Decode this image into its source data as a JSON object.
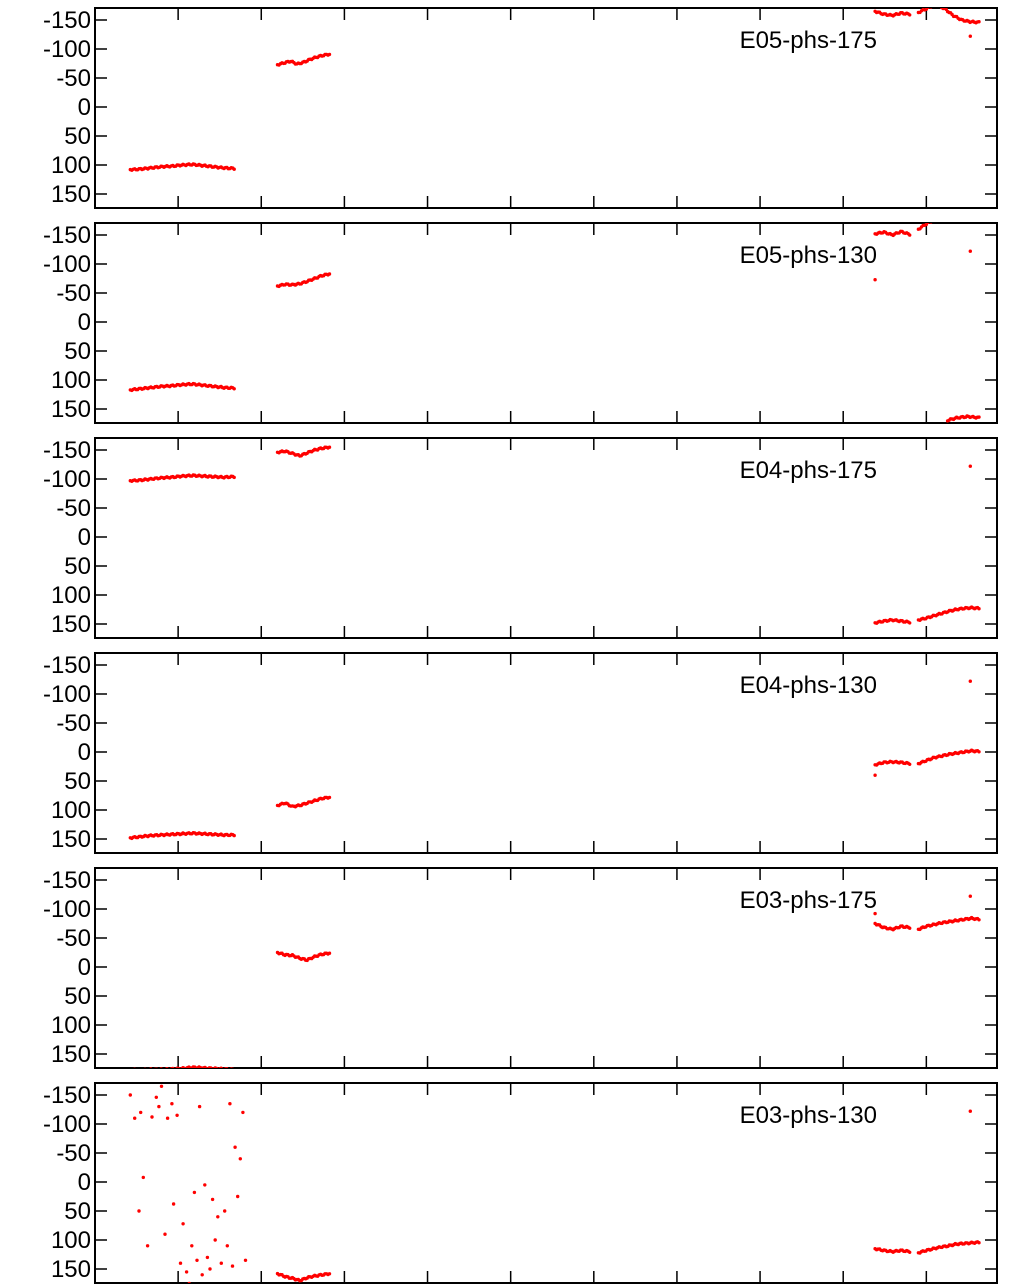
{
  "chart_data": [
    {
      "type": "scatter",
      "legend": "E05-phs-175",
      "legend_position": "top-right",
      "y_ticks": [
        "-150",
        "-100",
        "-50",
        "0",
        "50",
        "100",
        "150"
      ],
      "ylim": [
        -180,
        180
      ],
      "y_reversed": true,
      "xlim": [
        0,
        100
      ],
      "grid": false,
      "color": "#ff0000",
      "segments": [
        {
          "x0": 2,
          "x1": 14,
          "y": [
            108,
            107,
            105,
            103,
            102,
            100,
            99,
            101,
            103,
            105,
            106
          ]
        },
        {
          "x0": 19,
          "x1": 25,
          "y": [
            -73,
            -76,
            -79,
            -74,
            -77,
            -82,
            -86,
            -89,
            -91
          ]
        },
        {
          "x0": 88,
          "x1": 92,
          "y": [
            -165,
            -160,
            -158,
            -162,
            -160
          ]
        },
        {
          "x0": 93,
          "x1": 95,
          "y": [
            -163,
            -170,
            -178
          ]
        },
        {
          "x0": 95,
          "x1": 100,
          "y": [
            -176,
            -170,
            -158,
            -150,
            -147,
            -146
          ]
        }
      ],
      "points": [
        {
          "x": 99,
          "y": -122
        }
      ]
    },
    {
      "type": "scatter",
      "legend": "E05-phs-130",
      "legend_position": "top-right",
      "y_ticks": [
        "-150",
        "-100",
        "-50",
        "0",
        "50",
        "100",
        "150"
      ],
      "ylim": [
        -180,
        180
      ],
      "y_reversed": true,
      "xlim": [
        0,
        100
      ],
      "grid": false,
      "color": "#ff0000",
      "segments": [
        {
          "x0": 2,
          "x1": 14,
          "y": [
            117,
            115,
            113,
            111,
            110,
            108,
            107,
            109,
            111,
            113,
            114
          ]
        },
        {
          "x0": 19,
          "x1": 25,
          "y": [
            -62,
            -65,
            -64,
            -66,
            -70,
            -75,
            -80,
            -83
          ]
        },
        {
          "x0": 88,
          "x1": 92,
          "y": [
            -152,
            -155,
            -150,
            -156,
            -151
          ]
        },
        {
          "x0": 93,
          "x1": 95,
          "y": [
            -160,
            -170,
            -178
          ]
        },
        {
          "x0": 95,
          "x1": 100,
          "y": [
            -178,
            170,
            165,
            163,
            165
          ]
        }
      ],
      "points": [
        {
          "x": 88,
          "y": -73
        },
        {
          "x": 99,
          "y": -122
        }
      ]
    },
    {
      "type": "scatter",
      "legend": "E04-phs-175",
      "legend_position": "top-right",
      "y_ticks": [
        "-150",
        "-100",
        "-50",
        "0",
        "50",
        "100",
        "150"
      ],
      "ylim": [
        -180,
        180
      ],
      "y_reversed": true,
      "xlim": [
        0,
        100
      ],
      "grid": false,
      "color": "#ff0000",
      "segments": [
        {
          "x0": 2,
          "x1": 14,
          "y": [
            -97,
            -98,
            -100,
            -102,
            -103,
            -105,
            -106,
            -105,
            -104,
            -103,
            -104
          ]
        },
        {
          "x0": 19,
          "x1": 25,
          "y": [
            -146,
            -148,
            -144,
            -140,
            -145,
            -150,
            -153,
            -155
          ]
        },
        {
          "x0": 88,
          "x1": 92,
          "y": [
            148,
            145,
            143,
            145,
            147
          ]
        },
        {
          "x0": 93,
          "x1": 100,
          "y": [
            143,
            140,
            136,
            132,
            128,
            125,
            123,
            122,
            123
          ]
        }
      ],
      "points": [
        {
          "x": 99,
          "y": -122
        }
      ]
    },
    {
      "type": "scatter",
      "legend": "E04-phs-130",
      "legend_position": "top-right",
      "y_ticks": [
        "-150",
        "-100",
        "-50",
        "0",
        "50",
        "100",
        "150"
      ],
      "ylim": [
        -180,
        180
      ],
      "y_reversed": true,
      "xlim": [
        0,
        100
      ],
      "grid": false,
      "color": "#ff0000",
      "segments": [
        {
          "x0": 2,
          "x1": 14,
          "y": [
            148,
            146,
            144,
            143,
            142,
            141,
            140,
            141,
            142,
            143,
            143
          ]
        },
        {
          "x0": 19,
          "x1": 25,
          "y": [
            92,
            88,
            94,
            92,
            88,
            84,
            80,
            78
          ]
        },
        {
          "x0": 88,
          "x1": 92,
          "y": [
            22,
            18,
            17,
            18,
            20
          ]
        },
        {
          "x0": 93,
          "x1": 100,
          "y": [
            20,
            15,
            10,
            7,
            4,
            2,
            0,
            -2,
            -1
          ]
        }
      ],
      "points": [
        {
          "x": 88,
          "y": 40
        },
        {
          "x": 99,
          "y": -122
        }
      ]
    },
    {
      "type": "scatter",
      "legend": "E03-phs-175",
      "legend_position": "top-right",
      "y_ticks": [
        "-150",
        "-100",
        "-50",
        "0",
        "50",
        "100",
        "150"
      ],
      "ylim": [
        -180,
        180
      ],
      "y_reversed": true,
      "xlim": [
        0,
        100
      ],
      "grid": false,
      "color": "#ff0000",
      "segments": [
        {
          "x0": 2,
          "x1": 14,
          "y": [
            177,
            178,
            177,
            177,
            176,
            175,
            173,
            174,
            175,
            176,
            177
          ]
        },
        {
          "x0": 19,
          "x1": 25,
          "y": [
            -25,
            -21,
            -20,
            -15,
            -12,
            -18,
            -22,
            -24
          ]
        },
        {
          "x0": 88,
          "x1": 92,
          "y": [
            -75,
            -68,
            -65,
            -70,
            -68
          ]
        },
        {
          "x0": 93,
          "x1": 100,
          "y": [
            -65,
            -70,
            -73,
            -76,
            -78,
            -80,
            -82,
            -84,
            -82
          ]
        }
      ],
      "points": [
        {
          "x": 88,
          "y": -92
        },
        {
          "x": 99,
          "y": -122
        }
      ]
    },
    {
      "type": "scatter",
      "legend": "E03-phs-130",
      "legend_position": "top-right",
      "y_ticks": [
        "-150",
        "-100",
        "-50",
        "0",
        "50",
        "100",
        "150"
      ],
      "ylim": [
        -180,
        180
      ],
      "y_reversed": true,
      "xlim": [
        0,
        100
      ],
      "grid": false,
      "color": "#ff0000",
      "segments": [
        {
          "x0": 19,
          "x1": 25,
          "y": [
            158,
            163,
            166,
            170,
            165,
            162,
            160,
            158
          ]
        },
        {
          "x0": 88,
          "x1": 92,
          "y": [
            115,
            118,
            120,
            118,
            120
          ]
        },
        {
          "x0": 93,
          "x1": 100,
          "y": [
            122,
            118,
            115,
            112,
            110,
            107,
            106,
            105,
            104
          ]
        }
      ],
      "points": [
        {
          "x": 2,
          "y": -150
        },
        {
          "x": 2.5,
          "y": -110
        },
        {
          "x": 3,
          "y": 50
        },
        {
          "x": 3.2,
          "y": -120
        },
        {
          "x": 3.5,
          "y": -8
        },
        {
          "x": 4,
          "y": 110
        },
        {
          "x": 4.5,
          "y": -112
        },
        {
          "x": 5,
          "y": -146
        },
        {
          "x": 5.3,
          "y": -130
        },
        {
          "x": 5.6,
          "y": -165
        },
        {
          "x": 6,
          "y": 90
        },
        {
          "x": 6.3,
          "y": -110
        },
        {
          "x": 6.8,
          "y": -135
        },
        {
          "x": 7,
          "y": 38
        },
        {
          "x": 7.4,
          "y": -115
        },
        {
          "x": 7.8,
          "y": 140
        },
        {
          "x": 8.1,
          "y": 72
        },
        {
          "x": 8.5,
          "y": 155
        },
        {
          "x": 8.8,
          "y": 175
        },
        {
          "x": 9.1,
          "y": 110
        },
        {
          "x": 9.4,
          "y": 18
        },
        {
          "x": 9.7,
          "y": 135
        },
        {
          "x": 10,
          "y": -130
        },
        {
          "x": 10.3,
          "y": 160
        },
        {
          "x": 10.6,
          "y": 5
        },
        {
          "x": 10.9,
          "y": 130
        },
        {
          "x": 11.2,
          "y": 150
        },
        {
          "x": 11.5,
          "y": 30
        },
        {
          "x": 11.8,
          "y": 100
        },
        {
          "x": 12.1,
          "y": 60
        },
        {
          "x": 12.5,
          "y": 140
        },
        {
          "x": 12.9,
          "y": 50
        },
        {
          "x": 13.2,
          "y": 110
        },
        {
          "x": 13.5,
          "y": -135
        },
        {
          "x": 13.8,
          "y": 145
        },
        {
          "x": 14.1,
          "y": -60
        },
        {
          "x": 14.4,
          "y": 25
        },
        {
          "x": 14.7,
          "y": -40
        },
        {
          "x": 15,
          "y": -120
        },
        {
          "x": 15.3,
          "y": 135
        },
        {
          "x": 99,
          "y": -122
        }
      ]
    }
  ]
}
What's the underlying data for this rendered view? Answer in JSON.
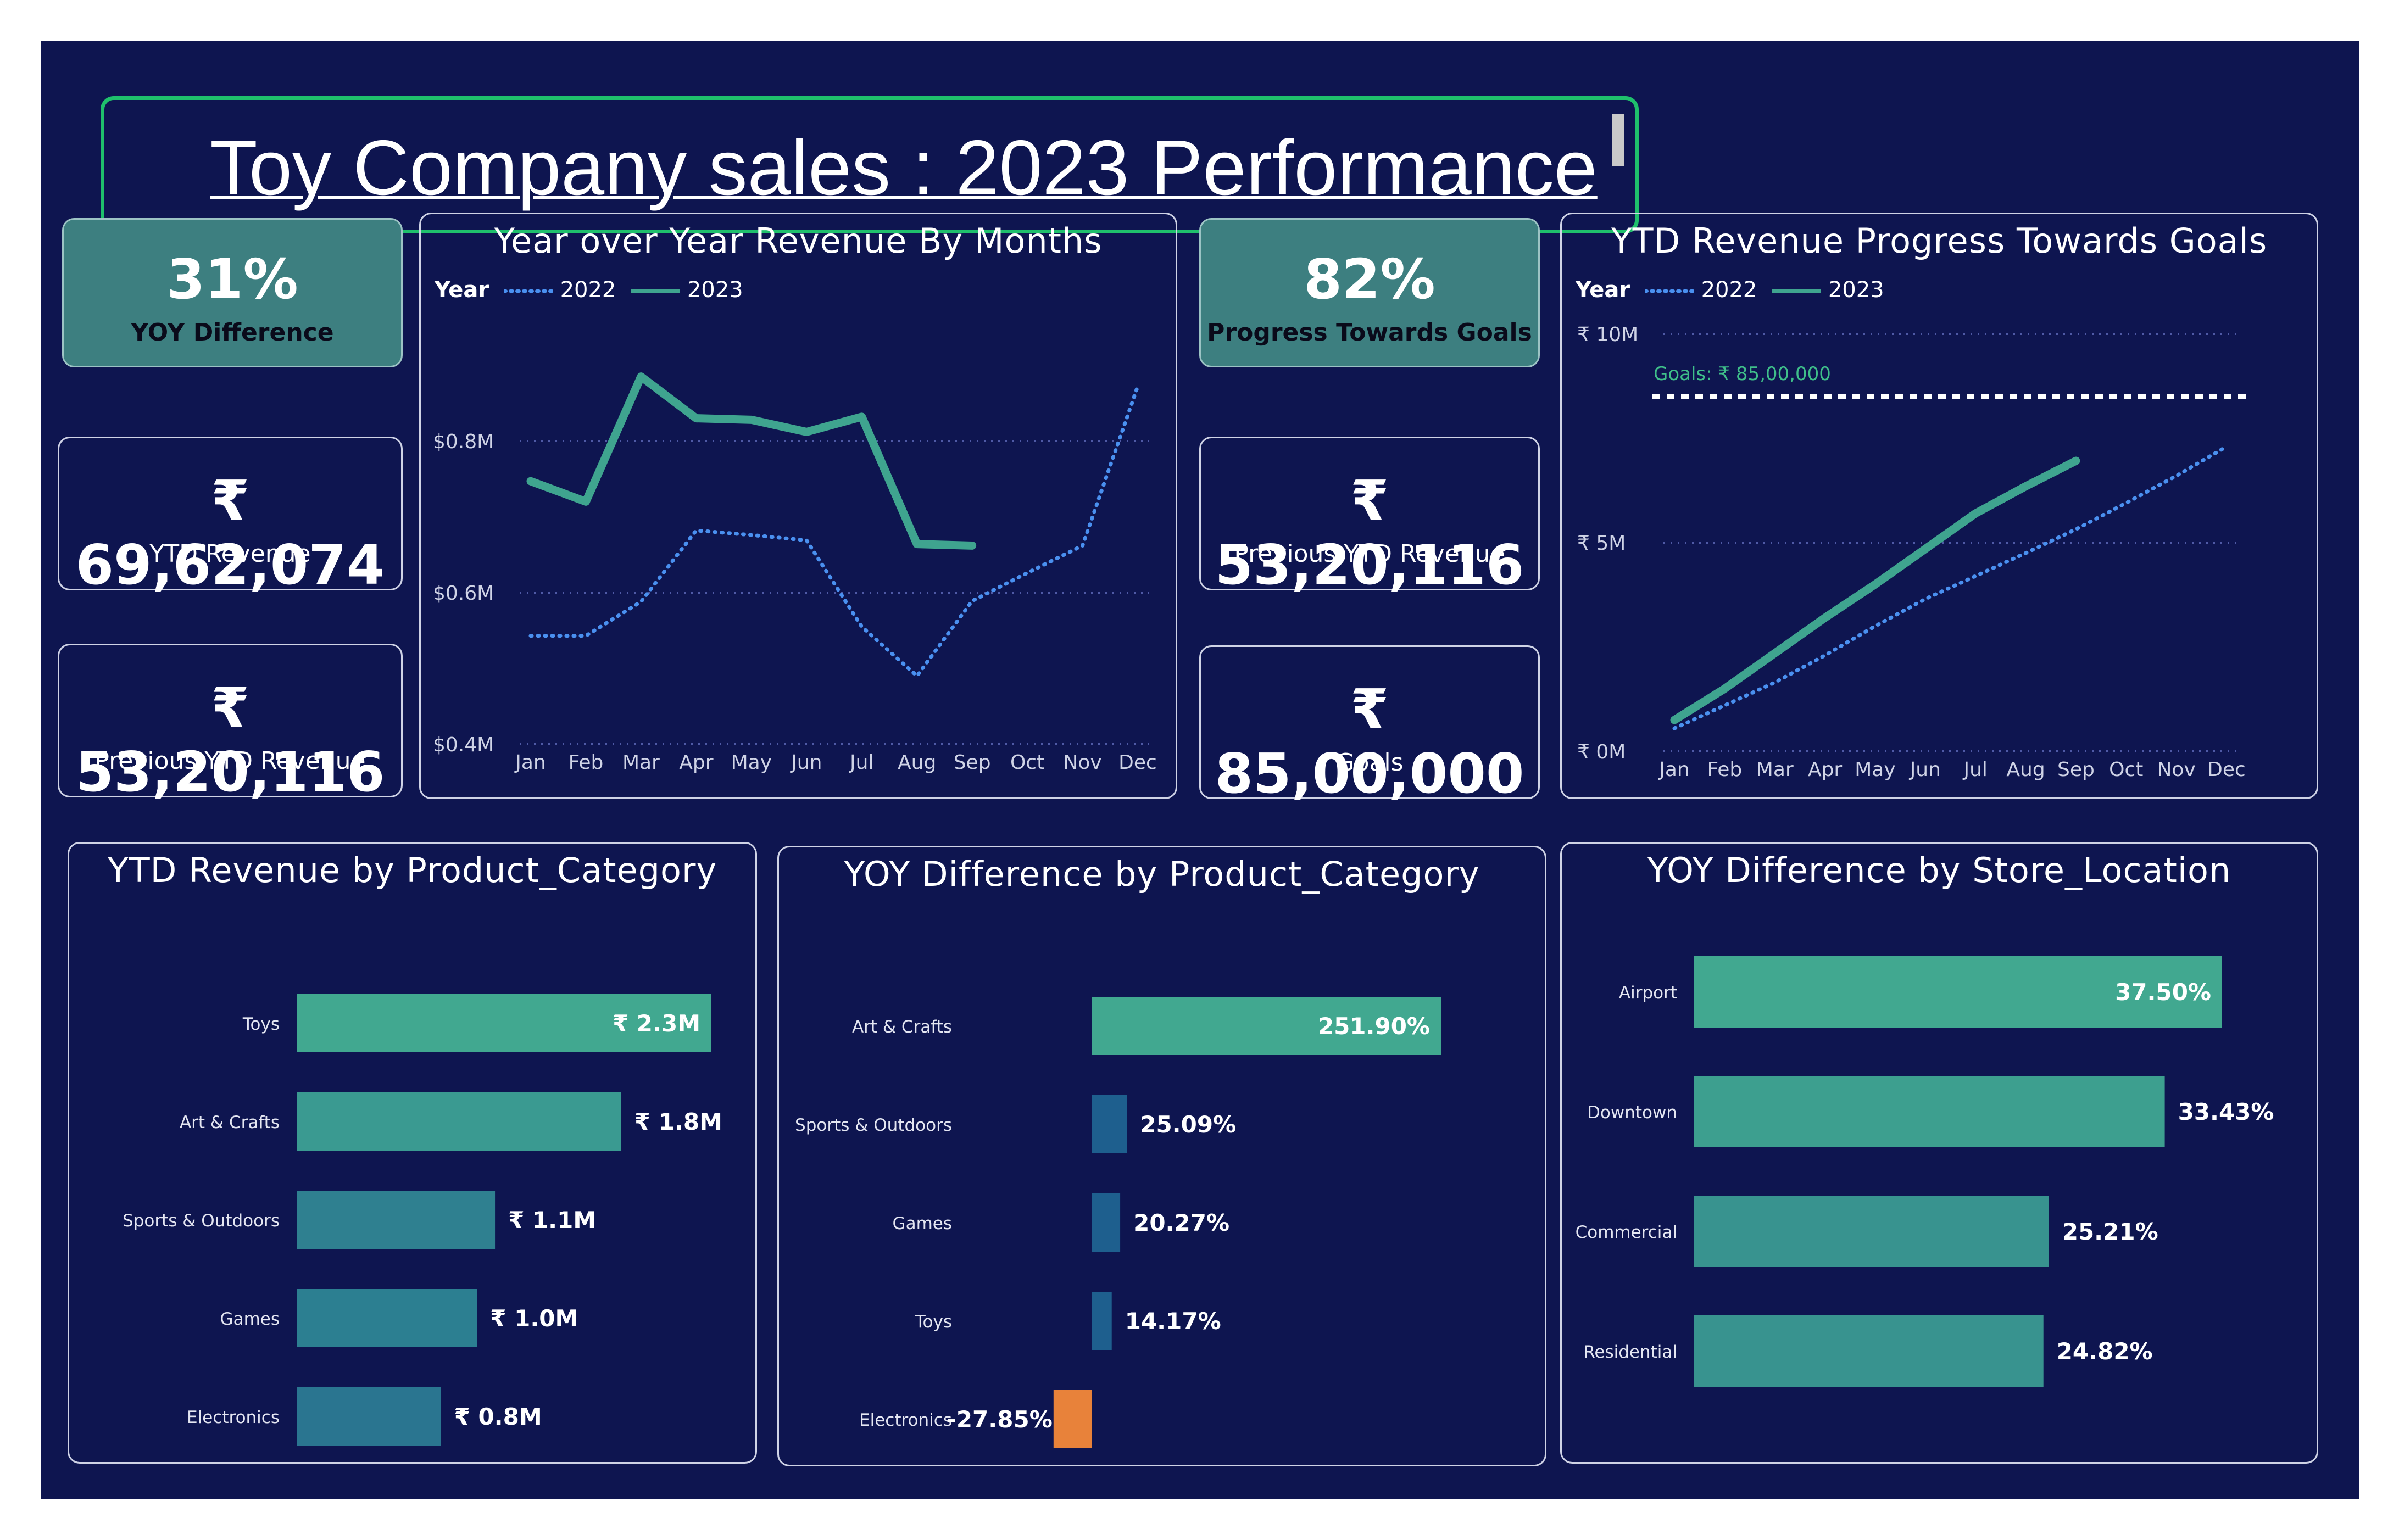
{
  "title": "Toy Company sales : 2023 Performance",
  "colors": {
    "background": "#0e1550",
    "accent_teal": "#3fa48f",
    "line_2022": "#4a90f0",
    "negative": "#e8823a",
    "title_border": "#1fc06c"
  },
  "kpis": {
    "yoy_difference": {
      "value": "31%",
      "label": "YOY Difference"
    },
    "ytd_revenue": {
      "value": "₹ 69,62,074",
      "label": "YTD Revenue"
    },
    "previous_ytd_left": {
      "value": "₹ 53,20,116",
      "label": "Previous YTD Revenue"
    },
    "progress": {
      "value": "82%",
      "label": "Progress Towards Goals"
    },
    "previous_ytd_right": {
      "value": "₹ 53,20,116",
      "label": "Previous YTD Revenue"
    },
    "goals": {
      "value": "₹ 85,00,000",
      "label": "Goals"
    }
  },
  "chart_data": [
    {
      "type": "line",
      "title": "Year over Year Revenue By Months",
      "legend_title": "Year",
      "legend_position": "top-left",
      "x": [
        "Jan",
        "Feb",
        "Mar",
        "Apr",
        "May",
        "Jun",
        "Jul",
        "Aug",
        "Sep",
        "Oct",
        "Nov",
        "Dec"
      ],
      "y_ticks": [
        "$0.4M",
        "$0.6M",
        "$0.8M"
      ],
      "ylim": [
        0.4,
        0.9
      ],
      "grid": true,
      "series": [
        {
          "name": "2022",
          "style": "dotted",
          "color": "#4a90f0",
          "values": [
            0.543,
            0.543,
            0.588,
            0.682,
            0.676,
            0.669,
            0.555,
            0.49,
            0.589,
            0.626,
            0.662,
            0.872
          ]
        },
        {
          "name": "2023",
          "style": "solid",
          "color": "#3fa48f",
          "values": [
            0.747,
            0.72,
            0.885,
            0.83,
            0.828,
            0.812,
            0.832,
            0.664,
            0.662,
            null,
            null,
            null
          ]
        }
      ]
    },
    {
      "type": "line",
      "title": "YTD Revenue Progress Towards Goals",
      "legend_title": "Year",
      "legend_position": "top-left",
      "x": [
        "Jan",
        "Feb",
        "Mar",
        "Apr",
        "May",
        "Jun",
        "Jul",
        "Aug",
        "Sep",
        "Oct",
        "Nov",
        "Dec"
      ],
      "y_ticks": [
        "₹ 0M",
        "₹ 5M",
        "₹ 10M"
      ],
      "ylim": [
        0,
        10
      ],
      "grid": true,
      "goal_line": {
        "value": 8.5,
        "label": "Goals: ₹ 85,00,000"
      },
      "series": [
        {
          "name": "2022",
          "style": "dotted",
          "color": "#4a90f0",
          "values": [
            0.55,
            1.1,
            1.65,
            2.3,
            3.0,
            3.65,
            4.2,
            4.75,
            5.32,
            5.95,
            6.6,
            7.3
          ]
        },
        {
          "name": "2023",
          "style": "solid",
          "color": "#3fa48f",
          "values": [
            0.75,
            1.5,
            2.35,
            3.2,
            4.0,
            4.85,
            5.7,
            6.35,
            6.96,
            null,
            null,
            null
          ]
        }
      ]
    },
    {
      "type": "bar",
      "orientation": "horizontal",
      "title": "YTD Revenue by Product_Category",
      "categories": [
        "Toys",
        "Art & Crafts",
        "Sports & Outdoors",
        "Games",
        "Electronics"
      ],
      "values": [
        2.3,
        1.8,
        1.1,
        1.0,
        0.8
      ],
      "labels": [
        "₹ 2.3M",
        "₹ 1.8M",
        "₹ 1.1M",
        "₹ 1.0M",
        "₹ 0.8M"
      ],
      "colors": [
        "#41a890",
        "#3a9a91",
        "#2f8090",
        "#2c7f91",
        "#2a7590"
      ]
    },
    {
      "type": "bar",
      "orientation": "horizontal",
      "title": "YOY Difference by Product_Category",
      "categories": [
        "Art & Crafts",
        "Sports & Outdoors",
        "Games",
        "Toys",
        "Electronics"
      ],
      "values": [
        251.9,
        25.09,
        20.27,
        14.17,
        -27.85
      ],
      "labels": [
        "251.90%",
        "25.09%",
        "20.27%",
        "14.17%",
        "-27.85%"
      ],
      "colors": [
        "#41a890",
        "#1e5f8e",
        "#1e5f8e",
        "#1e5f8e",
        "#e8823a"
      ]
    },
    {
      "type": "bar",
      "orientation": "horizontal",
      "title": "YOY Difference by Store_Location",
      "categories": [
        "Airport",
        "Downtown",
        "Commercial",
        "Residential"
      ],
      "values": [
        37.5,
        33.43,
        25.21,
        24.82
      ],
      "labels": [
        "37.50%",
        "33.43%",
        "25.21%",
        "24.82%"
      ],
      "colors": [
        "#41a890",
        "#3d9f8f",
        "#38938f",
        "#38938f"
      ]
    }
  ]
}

Exercise objective | Find the word "Towards" in the material, then list each line that holds it.

Finished exercise |
      "label": "Progress Towards Goals"
      "title": "YTD Revenue Progress Towards Goals",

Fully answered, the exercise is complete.